#### [TO DO]
Reproduce every line in the listing that contains the word "芯八哥公众号".

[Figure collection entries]
════════

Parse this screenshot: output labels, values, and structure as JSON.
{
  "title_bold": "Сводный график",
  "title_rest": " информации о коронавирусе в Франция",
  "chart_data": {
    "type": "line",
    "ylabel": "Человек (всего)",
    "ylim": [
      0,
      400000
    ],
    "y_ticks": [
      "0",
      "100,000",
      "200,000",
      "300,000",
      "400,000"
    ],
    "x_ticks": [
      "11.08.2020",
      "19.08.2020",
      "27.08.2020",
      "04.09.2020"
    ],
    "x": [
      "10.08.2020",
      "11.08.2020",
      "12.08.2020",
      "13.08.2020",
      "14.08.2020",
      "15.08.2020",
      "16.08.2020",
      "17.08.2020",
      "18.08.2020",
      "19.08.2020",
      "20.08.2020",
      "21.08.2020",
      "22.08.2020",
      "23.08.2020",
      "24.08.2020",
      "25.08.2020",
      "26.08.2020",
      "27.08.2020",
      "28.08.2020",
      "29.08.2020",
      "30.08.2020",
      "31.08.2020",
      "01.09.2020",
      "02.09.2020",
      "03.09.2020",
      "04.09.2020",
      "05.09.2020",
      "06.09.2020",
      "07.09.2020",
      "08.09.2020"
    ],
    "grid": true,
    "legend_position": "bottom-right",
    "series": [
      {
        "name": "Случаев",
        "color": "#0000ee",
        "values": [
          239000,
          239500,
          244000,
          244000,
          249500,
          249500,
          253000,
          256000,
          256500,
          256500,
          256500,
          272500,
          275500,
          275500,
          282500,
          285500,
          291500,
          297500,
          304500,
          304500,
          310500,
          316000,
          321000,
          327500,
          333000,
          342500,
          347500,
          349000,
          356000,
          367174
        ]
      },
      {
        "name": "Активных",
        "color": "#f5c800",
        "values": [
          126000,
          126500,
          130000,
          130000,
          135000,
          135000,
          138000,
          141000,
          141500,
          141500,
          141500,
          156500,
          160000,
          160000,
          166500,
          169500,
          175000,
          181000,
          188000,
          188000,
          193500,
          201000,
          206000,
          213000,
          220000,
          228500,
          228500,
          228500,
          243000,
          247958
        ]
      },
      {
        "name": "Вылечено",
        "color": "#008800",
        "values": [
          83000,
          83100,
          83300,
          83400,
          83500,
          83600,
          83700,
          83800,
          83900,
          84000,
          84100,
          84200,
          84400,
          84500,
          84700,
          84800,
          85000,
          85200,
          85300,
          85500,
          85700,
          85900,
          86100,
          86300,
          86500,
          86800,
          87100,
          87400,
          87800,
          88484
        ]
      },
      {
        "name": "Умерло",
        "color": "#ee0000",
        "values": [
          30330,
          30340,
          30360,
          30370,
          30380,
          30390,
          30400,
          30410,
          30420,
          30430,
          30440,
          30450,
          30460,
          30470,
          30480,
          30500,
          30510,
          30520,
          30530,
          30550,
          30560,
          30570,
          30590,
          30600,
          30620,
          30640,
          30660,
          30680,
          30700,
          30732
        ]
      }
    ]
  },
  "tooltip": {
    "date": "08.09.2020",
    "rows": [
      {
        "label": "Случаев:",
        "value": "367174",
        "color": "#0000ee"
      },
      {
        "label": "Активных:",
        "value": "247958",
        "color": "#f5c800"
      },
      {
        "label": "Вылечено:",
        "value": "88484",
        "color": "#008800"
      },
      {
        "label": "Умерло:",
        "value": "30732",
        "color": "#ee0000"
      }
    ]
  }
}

════════

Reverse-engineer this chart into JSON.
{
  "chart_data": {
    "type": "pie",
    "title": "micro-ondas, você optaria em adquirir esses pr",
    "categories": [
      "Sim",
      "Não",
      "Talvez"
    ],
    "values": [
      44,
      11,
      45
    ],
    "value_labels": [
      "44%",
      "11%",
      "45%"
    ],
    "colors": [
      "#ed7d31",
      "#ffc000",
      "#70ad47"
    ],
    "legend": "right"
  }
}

════════

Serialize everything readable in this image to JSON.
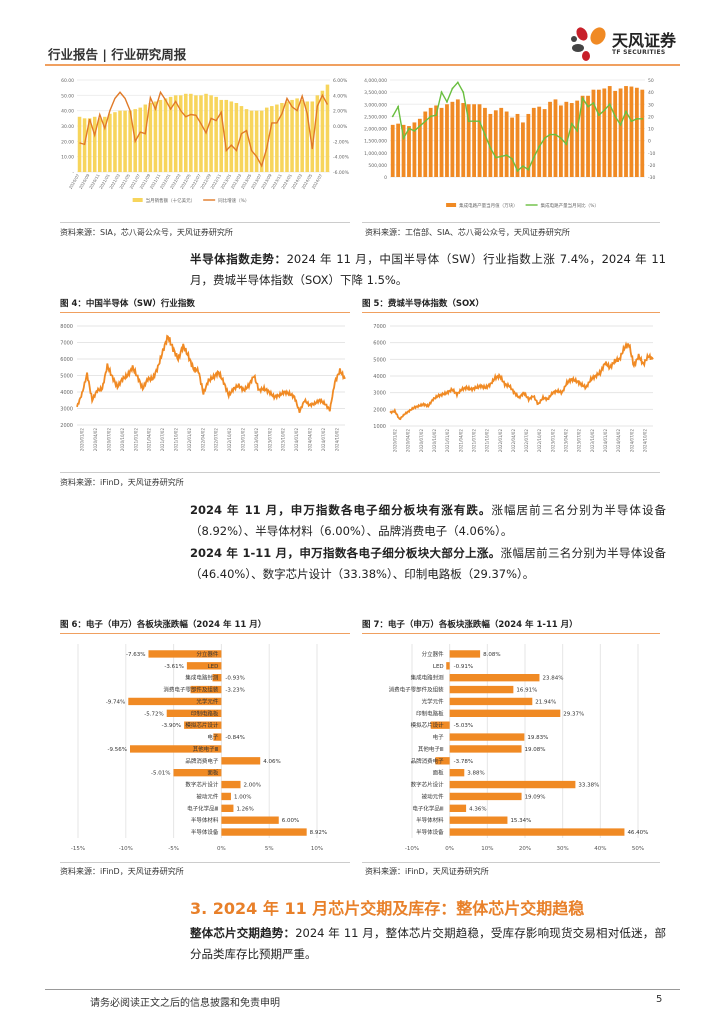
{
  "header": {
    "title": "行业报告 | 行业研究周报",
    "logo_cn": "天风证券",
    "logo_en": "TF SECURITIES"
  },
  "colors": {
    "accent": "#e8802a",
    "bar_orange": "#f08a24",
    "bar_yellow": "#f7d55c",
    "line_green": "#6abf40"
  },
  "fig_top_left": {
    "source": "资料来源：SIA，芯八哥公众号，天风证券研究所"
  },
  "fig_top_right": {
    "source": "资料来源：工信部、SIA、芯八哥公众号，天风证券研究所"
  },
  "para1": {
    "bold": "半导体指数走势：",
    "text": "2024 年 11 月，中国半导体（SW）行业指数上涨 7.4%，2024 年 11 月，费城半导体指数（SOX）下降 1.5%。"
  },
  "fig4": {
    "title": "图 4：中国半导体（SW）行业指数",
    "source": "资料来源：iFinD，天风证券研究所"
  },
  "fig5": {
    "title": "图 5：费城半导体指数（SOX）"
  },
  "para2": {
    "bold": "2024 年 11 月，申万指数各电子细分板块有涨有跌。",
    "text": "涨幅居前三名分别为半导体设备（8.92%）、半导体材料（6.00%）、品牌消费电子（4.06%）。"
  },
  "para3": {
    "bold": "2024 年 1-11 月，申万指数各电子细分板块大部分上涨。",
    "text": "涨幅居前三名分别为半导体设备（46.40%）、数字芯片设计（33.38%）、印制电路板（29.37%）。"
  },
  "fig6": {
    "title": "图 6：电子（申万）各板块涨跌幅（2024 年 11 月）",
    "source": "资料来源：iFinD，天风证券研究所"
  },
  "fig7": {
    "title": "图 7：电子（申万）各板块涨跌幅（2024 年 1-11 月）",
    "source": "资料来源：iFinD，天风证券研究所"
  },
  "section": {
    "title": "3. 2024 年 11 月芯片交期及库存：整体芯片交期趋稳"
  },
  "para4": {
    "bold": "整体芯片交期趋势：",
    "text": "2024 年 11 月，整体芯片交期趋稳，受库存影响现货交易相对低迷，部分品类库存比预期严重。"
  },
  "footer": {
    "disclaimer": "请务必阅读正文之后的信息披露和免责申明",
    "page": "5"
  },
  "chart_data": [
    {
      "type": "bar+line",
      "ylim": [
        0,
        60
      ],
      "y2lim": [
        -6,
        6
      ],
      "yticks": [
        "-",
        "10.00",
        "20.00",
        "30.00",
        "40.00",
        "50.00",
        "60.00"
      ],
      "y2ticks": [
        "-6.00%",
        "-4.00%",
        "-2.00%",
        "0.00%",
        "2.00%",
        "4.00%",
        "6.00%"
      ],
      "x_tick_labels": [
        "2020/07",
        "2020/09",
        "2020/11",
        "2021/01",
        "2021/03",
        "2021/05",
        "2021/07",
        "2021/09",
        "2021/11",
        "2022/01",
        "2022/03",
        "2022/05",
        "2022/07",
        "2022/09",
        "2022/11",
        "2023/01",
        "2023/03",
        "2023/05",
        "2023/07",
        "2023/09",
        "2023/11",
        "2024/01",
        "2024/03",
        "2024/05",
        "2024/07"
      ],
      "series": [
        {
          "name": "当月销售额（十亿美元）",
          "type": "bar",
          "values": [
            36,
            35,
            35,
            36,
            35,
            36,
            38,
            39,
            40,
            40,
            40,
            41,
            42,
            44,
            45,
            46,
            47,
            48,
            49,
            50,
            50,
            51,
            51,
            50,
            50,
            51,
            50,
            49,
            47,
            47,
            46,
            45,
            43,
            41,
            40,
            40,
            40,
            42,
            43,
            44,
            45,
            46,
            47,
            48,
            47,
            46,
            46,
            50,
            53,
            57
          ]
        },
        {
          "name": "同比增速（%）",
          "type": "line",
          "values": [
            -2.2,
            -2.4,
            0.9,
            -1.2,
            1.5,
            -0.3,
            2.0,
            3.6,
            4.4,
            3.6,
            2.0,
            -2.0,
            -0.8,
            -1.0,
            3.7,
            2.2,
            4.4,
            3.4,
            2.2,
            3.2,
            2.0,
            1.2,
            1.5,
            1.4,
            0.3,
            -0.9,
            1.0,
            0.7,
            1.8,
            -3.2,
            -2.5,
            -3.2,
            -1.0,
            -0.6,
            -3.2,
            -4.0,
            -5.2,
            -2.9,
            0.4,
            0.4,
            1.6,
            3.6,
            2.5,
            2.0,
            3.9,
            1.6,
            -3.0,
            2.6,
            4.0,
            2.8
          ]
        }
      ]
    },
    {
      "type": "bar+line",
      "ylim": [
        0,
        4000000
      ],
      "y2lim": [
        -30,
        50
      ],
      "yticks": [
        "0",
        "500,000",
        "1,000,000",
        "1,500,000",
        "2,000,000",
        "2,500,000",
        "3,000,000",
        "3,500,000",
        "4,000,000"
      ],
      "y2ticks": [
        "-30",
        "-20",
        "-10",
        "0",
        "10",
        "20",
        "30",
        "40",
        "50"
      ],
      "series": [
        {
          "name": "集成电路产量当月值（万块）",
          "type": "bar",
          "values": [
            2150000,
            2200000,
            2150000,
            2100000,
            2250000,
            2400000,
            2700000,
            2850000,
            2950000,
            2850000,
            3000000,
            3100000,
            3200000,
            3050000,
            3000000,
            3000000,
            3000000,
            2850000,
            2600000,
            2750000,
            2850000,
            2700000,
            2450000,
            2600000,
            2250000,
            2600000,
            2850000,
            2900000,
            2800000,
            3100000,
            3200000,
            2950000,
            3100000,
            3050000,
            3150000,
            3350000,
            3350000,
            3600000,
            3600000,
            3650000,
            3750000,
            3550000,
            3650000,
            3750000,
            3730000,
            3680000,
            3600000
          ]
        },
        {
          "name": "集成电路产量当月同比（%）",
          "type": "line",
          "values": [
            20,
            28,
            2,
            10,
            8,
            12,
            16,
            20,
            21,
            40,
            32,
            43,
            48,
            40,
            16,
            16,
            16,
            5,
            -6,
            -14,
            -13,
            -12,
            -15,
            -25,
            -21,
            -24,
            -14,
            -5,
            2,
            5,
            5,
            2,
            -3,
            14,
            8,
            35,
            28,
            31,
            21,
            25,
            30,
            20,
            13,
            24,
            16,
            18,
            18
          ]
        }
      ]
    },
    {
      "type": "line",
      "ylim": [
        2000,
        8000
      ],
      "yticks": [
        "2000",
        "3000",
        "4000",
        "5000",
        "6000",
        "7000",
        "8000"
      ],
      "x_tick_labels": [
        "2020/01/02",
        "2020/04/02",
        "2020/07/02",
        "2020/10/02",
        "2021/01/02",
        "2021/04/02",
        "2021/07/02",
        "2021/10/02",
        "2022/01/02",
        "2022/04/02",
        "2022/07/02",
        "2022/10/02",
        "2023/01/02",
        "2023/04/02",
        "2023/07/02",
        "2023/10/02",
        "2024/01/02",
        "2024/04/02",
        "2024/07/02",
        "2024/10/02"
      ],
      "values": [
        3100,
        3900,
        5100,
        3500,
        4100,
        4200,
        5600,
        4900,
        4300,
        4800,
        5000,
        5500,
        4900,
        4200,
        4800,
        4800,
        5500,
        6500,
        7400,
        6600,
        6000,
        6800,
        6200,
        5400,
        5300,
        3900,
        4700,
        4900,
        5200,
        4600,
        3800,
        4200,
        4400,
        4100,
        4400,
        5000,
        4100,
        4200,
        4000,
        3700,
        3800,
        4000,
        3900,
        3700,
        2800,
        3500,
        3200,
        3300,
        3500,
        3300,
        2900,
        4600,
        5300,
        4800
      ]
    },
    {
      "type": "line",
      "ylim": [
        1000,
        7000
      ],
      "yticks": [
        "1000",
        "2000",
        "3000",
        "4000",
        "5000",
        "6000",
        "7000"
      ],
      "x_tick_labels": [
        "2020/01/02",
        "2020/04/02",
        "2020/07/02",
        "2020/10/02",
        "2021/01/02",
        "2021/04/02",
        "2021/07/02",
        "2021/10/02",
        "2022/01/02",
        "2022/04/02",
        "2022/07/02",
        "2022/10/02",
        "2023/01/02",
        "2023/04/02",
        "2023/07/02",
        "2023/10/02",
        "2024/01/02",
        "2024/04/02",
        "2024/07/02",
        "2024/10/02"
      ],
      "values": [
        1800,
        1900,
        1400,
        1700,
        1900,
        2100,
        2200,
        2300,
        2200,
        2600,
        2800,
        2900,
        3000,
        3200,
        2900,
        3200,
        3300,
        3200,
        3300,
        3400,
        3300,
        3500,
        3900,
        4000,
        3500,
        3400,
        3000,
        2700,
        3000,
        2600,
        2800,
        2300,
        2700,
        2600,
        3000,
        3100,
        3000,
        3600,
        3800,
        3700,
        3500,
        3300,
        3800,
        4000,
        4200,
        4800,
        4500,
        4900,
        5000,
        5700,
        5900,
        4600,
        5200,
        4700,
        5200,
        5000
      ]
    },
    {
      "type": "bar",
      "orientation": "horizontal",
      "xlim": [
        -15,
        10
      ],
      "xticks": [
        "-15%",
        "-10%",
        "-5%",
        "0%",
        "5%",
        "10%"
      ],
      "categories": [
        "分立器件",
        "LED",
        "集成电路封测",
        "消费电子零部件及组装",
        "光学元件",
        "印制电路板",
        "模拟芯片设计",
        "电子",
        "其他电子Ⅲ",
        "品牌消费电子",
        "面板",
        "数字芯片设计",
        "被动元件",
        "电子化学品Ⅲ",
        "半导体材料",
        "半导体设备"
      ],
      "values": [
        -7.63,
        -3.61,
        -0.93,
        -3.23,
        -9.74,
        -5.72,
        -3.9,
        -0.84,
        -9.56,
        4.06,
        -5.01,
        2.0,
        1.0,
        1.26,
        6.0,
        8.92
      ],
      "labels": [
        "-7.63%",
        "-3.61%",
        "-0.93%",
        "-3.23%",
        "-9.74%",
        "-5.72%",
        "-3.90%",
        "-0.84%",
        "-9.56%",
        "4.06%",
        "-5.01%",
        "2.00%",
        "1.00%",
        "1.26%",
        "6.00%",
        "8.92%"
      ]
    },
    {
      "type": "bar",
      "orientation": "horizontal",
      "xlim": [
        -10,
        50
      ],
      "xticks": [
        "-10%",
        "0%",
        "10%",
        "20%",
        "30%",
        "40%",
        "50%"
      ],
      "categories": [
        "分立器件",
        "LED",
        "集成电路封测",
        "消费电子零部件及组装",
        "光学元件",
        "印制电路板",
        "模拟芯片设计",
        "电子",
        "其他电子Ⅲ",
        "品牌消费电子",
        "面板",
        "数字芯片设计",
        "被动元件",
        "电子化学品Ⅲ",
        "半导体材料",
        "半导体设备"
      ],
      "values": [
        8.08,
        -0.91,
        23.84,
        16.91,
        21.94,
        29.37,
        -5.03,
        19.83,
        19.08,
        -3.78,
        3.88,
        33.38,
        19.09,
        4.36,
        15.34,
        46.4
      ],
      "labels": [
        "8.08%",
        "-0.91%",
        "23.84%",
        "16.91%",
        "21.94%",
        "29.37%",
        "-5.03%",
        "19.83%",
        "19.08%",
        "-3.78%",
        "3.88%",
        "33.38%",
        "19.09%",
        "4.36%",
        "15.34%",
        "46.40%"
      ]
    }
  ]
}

════════

#### [WRITTEN SOLUTION]
    "source": "资料来源：SIA，芯八哥公众号，天风证券研究所"
    "source": "资料来源：工信部、SIA、芯八哥公众号，天风证券研究所"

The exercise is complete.